[Data entries]:

********************

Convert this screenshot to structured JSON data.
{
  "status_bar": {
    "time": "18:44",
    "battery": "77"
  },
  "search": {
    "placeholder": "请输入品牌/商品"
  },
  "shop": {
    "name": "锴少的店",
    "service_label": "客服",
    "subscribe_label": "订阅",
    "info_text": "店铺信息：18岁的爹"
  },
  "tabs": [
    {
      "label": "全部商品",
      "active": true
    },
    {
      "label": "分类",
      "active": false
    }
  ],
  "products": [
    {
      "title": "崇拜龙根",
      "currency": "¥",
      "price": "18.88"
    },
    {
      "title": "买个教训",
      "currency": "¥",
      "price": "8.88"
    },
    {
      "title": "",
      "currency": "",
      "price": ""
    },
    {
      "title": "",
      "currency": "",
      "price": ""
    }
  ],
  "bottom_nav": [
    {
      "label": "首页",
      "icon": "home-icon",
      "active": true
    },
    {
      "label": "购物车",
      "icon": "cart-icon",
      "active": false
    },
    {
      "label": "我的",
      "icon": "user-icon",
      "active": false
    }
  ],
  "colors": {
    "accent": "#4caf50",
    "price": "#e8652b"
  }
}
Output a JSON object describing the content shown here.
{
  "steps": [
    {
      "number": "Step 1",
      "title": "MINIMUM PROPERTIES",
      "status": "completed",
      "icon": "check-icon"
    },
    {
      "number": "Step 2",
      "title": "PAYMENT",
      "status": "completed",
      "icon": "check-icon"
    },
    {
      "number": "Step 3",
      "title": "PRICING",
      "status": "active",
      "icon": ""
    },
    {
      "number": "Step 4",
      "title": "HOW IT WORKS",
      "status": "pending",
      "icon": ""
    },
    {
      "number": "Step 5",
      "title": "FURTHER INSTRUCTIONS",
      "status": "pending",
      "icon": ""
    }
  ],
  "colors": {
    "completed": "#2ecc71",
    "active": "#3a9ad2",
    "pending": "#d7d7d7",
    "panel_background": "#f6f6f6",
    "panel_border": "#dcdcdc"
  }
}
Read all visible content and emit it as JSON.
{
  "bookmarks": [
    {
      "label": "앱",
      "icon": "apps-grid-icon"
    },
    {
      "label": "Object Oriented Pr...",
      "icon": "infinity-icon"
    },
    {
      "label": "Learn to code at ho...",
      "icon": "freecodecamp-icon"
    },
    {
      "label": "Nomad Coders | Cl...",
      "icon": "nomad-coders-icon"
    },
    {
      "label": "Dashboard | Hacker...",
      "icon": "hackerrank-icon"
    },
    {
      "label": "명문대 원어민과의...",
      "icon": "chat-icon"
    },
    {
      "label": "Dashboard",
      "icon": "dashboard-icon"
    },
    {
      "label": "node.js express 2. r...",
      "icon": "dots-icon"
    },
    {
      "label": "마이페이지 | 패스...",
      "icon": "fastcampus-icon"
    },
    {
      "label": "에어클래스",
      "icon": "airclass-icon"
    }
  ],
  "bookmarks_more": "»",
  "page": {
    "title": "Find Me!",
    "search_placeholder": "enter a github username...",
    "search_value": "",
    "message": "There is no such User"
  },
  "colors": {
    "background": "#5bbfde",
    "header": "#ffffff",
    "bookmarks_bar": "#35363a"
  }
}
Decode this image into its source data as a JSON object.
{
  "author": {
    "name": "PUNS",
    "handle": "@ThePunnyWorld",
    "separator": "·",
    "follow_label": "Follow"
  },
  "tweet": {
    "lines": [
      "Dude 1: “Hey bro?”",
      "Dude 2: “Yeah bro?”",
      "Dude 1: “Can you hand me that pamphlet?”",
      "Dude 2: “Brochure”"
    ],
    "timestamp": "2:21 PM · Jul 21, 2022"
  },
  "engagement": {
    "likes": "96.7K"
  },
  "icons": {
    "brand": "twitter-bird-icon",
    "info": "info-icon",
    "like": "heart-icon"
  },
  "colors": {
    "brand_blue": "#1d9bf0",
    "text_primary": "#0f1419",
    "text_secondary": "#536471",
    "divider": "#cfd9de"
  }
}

********************

Only the lines from the one containing "Read all visible content and emit it as JSON." through the end of the material should be reproduced, exactly, with both ends included.

[RESULT]:
Read all visible content and emit it as JSON.
{
  "bookmarks": [
    {
      "label": "앱",
      "icon": "apps-grid-icon"
    },
    {
      "label": "Object Oriented Pr...",
      "icon": "infinity-icon"
    },
    {
      "label": "Learn to code at ho...",
      "icon": "freecodecamp-icon"
    },
    {
      "label": "Nomad Coders | Cl...",
      "icon": "nomad-coders-icon"
    },
    {
      "label": "Dashboard | Hacker...",
      "icon": "hackerrank-icon"
    },
    {
      "label": "명문대 원어민과의...",
      "icon": "chat-icon"
    },
    {
      "label": "Dashboard",
      "icon": "dashboard-icon"
    },
    {
      "label": "node.js express 2. r...",
      "icon": "dots-icon"
    },
    {
      "label": "마이페이지 | 패스...",
      "icon": "fastcampus-icon"
    },
    {
      "label": "에어클래스",
      "icon": "airclass-icon"
    }
  ],
  "bookmarks_more": "»",
  "page": {
    "title": "Find Me!",
    "search_placeholder": "enter a github username...",
    "search_value": "",
    "message": "There is no such User"
  },
  "colors": {
    "background": "#5bbfde",
    "header": "#ffffff",
    "bookmarks_bar": "#35363a"
  }
}
Decode this image into its source data as a JSON object.
{
  "author": {
    "name": "PUNS",
    "handle": "@ThePunnyWorld",
    "separator": "·",
    "follow_label": "Follow"
  },
  "tweet": {
    "lines": [
      "Dude 1: “Hey bro?”",
      "Dude 2: “Yeah bro?”",
      "Dude 1: “Can you hand me that pamphlet?”",
      "Dude 2: “Brochure”"
    ],
    "timestamp": "2:21 PM · Jul 21, 2022"
  },
  "engagement": {
    "likes": "96.7K"
  },
  "icons": {
    "brand": "twitter-bird-icon",
    "info": "info-icon",
    "like": "heart-icon"
  },
  "colors": {
    "brand_blue": "#1d9bf0",
    "text_primary": "#0f1419",
    "text_secondary": "#536471",
    "divider": "#cfd9de"
  }
}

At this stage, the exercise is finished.